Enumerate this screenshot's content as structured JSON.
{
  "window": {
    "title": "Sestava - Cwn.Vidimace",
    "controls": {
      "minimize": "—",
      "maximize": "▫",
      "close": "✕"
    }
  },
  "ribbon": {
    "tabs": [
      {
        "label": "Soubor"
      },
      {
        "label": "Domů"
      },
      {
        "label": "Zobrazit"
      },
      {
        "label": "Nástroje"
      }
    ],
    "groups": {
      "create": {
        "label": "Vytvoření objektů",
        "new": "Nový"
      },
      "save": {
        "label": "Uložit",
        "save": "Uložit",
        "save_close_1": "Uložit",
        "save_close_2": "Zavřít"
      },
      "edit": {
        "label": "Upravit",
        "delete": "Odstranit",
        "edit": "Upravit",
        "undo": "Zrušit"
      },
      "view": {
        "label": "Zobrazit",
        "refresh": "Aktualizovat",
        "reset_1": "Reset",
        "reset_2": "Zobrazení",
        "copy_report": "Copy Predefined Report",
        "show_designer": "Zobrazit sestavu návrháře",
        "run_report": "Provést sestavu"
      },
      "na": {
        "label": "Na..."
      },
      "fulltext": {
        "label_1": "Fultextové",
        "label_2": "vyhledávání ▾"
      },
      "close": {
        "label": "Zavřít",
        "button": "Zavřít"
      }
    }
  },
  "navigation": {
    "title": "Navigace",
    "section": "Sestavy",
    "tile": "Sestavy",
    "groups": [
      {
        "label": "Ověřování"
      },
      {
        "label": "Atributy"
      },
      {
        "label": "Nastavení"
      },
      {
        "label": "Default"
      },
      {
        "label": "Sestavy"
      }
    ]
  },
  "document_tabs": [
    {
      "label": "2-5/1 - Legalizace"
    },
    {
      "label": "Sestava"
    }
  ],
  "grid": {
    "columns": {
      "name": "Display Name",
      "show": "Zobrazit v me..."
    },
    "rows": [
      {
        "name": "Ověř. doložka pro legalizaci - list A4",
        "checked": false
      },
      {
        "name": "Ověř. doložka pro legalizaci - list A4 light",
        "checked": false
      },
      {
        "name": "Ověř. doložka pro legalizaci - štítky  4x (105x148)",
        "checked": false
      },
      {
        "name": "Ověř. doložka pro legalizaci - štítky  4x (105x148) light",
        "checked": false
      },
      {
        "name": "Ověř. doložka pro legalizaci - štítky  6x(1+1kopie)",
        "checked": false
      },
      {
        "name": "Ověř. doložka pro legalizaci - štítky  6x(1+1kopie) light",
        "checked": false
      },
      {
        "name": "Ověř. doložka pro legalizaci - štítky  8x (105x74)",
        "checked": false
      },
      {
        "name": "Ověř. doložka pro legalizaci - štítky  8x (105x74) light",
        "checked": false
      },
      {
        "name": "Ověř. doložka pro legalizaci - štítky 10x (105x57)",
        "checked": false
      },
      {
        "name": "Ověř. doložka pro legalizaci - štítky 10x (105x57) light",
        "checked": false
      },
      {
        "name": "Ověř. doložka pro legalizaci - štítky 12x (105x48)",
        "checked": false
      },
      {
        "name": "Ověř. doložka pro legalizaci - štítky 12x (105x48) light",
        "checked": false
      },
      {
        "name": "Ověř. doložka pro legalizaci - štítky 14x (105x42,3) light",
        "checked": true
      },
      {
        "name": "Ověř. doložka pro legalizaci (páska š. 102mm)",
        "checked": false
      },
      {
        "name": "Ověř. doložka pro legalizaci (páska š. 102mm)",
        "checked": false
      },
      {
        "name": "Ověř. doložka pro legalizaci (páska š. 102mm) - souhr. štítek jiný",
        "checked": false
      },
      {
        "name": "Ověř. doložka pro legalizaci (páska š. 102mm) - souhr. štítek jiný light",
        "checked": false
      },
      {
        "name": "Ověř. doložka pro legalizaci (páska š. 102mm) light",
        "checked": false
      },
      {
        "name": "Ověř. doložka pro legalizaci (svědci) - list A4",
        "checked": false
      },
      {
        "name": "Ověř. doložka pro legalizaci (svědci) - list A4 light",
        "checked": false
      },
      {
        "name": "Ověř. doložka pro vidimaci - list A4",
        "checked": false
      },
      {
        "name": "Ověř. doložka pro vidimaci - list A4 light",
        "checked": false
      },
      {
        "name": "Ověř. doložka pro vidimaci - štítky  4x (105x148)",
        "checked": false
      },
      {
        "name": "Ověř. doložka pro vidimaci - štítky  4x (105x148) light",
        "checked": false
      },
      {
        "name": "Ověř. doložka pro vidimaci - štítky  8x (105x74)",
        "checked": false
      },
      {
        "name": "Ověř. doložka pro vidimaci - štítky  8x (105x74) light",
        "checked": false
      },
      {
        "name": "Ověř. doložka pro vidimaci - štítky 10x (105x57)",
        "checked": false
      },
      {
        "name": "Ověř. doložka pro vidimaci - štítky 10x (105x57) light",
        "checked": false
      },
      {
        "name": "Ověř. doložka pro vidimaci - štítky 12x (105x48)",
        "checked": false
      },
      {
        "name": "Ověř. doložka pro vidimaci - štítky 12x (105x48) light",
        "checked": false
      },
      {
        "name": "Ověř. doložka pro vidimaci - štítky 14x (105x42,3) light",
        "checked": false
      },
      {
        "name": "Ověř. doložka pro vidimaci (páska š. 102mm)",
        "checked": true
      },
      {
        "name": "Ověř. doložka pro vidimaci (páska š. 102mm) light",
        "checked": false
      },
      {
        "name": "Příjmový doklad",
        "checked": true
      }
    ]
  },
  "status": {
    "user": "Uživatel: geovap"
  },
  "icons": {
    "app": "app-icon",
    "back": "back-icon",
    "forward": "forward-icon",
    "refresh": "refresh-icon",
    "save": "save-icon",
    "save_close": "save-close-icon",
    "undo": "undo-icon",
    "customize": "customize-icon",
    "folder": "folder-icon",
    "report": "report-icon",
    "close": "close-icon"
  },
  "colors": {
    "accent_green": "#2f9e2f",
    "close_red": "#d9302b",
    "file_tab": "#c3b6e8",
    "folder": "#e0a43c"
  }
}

### What the task asks
The records above should be duplicated in full, exactly as given.

### Solution below
Enumerate this screenshot's content as structured JSON.
{
  "window": {
    "title": "Sestava - Cwn.Vidimace",
    "controls": {
      "minimize": "—",
      "maximize": "▫",
      "close": "✕"
    }
  },
  "ribbon": {
    "tabs": [
      {
        "label": "Soubor"
      },
      {
        "label": "Domů"
      },
      {
        "label": "Zobrazit"
      },
      {
        "label": "Nástroje"
      }
    ],
    "groups": {
      "create": {
        "label": "Vytvoření objektů",
        "new": "Nový"
      },
      "save": {
        "label": "Uložit",
        "save": "Uložit",
        "save_close_1": "Uložit",
        "save_close_2": "Zavřít"
      },
      "edit": {
        "label": "Upravit",
        "delete": "Odstranit",
        "edit": "Upravit",
        "undo": "Zrušit"
      },
      "view": {
        "label": "Zobrazit",
        "refresh": "Aktualizovat",
        "reset_1": "Reset",
        "reset_2": "Zobrazení",
        "copy_report": "Copy Predefined Report",
        "show_designer": "Zobrazit sestavu návrháře",
        "run_report": "Provést sestavu"
      },
      "na": {
        "label": "Na..."
      },
      "fulltext": {
        "label_1": "Fultextové",
        "label_2": "vyhledávání ▾"
      },
      "close": {
        "label": "Zavřít",
        "button": "Zavřít"
      }
    }
  },
  "navigation": {
    "title": "Navigace",
    "section": "Sestavy",
    "tile": "Sestavy",
    "groups": [
      {
        "label": "Ověřování"
      },
      {
        "label": "Atributy"
      },
      {
        "label": "Nastavení"
      },
      {
        "label": "Default"
      },
      {
        "label": "Sestavy"
      }
    ]
  },
  "document_tabs": [
    {
      "label": "2-5/1 - Legalizace"
    },
    {
      "label": "Sestava"
    }
  ],
  "grid": {
    "columns": {
      "name": "Display Name",
      "show": "Zobrazit v me..."
    },
    "rows": [
      {
        "name": "Ověř. doložka pro legalizaci - list A4",
        "checked": false
      },
      {
        "name": "Ověř. doložka pro legalizaci - list A4 light",
        "checked": false
      },
      {
        "name": "Ověř. doložka pro legalizaci - štítky  4x (105x148)",
        "checked": false
      },
      {
        "name": "Ověř. doložka pro legalizaci - štítky  4x (105x148) light",
        "checked": false
      },
      {
        "name": "Ověř. doložka pro legalizaci - štítky  6x(1+1kopie)",
        "checked": false
      },
      {
        "name": "Ověř. doložka pro legalizaci - štítky  6x(1+1kopie) light",
        "checked": false
      },
      {
        "name": "Ověř. doložka pro legalizaci - štítky  8x (105x74)",
        "checked": false
      },
      {
        "name": "Ověř. doložka pro legalizaci - štítky  8x (105x74) light",
        "checked": false
      },
      {
        "name": "Ověř. doložka pro legalizaci - štítky 10x (105x57)",
        "checked": false
      },
      {
        "name": "Ověř. doložka pro legalizaci - štítky 10x (105x57) light",
        "checked": false
      },
      {
        "name": "Ověř. doložka pro legalizaci - štítky 12x (105x48)",
        "checked": false
      },
      {
        "name": "Ověř. doložka pro legalizaci - štítky 12x (105x48) light",
        "checked": false
      },
      {
        "name": "Ověř. doložka pro legalizaci - štítky 14x (105x42,3) light",
        "checked": true
      },
      {
        "name": "Ověř. doložka pro legalizaci (páska š. 102mm)",
        "checked": false
      },
      {
        "name": "Ověř. doložka pro legalizaci (páska š. 102mm)",
        "checked": false
      },
      {
        "name": "Ověř. doložka pro legalizaci (páska š. 102mm) - souhr. štítek jiný",
        "checked": false
      },
      {
        "name": "Ověř. doložka pro legalizaci (páska š. 102mm) - souhr. štítek jiný light",
        "checked": false
      },
      {
        "name": "Ověř. doložka pro legalizaci (páska š. 102mm) light",
        "checked": false
      },
      {
        "name": "Ověř. doložka pro legalizaci (svědci) - list A4",
        "checked": false
      },
      {
        "name": "Ověř. doložka pro legalizaci (svědci) - list A4 light",
        "checked": false
      },
      {
        "name": "Ověř. doložka pro vidimaci - list A4",
        "checked": false
      },
      {
        "name": "Ověř. doložka pro vidimaci - list A4 light",
        "checked": false
      },
      {
        "name": "Ověř. doložka pro vidimaci - štítky  4x (105x148)",
        "checked": false
      },
      {
        "name": "Ověř. doložka pro vidimaci - štítky  4x (105x148) light",
        "checked": false
      },
      {
        "name": "Ověř. doložka pro vidimaci - štítky  8x (105x74)",
        "checked": false
      },
      {
        "name": "Ověř. doložka pro vidimaci - štítky  8x (105x74) light",
        "checked": false
      },
      {
        "name": "Ověř. doložka pro vidimaci - štítky 10x (105x57)",
        "checked": false
      },
      {
        "name": "Ověř. doložka pro vidimaci - štítky 10x (105x57) light",
        "checked": false
      },
      {
        "name": "Ověř. doložka pro vidimaci - štítky 12x (105x48)",
        "checked": false
      },
      {
        "name": "Ověř. doložka pro vidimaci - štítky 12x (105x48) light",
        "checked": false
      },
      {
        "name": "Ověř. doložka pro vidimaci - štítky 14x (105x42,3) light",
        "checked": false
      },
      {
        "name": "Ověř. doložka pro vidimaci (páska š. 102mm)",
        "checked": true
      },
      {
        "name": "Ověř. doložka pro vidimaci (páska š. 102mm) light",
        "checked": false
      },
      {
        "name": "Příjmový doklad",
        "checked": true
      }
    ]
  },
  "status": {
    "user": "Uživatel: geovap"
  },
  "icons": {
    "app": "app-icon",
    "back": "back-icon",
    "forward": "forward-icon",
    "refresh": "refresh-icon",
    "save": "save-icon",
    "save_close": "save-close-icon",
    "undo": "undo-icon",
    "customize": "customize-icon",
    "folder": "folder-icon",
    "report": "report-icon",
    "close": "close-icon"
  },
  "colors": {
    "accent_green": "#2f9e2f",
    "close_red": "#d9302b",
    "file_tab": "#c3b6e8",
    "folder": "#e0a43c"
  }
}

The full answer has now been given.